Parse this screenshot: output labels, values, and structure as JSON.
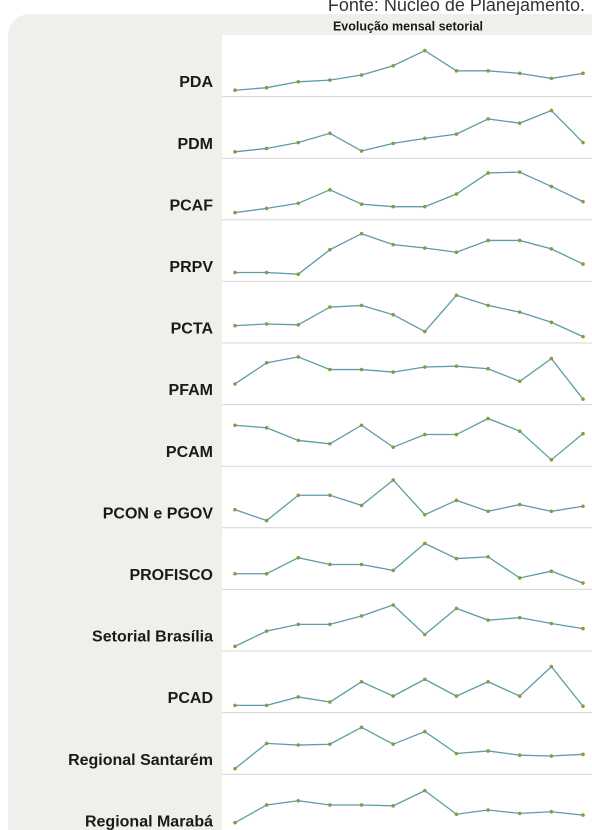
{
  "source": "Fonte: Núcleo de Planejamento.",
  "header": "Evolução mensal setorial",
  "chart_data": [
    {
      "type": "line",
      "title": "PDA",
      "values": [
        4,
        7,
        14,
        16,
        22,
        33,
        51,
        27,
        27,
        24,
        18,
        24
      ],
      "ylim": [
        0,
        60
      ],
      "color": "#5b9ea6",
      "marker_color": "#8c9a3c"
    },
    {
      "type": "line",
      "title": "PDM",
      "values": [
        4,
        8,
        15,
        26,
        5,
        14,
        20,
        25,
        43,
        38,
        53,
        15
      ],
      "ylim": [
        0,
        60
      ],
      "color": "#5b9ea6",
      "marker_color": "#8c9a3c"
    },
    {
      "type": "line",
      "title": "PCAF",
      "values": [
        5,
        10,
        16,
        32,
        15,
        12,
        12,
        27,
        52,
        53,
        36,
        18
      ],
      "ylim": [
        0,
        60
      ],
      "color": "#5b9ea6",
      "marker_color": "#8c9a3c"
    },
    {
      "type": "line",
      "title": "PRPV",
      "values": [
        7,
        7,
        5,
        34,
        53,
        40,
        36,
        31,
        45,
        45,
        35,
        17
      ],
      "ylim": [
        0,
        60
      ],
      "color": "#5b9ea6",
      "marker_color": "#8c9a3c"
    },
    {
      "type": "line",
      "title": "PCTA",
      "values": [
        17,
        19,
        18,
        39,
        41,
        30,
        10,
        53,
        41,
        33,
        21,
        4
      ],
      "ylim": [
        0,
        60
      ],
      "color": "#5b9ea6",
      "marker_color": "#8c9a3c"
    },
    {
      "type": "line",
      "title": "PFAM",
      "values": [
        21,
        46,
        53,
        38,
        38,
        35,
        41,
        42,
        39,
        24,
        51,
        3
      ],
      "ylim": [
        0,
        60
      ],
      "color": "#5b9ea6",
      "marker_color": "#8c9a3c"
    },
    {
      "type": "line",
      "title": "PCAM",
      "values": [
        45,
        42,
        27,
        23,
        45,
        19,
        34,
        34,
        53,
        38,
        4,
        35
      ],
      "ylim": [
        0,
        60
      ],
      "color": "#5b9ea6",
      "marker_color": "#8c9a3c"
    },
    {
      "type": "line",
      "title": "PCON e PGOV",
      "values": [
        18,
        5,
        35,
        35,
        23,
        53,
        12,
        29,
        16,
        24,
        16,
        22
      ],
      "ylim": [
        0,
        60
      ],
      "color": "#5b9ea6",
      "marker_color": "#8c9a3c"
    },
    {
      "type": "line",
      "title": "PROFISCO",
      "values": [
        15,
        15,
        34,
        26,
        26,
        19,
        51,
        33,
        35,
        10,
        18,
        4
      ],
      "ylim": [
        0,
        60
      ],
      "color": "#5b9ea6",
      "marker_color": "#8c9a3c"
    },
    {
      "type": "line",
      "title": "Setorial Brasília",
      "values": [
        2,
        20,
        28,
        28,
        38,
        51,
        16,
        47,
        33,
        36,
        29,
        23
      ],
      "ylim": [
        0,
        60
      ],
      "color": "#5b9ea6",
      "marker_color": "#8c9a3c"
    },
    {
      "type": "line",
      "title": "PCAD",
      "values": [
        5,
        5,
        15,
        9,
        33,
        16,
        36,
        16,
        33,
        16,
        51,
        4
      ],
      "ylim": [
        0,
        60
      ],
      "color": "#5b9ea6",
      "marker_color": "#8c9a3c"
    },
    {
      "type": "line",
      "title": "Regional Santarém",
      "values": [
        3,
        33,
        31,
        32,
        52,
        32,
        47,
        21,
        24,
        19,
        18,
        20
      ],
      "ylim": [
        0,
        60
      ],
      "color": "#5b9ea6",
      "marker_color": "#8c9a3c"
    },
    {
      "type": "line",
      "title": "Regional Marabá",
      "values": [
        12,
        33,
        38,
        33,
        33,
        32,
        50,
        22,
        27,
        23,
        25,
        21
      ],
      "ylim": [
        0,
        60
      ],
      "color": "#5b9ea6",
      "marker_color": "#8c9a3c"
    }
  ]
}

*Work to be completed*.
Which lines of the data above contain "Regional"? Copy each one.

*Solution to this problem*.
      "title": "Regional Santarém",
      "title": "Regional Marabá",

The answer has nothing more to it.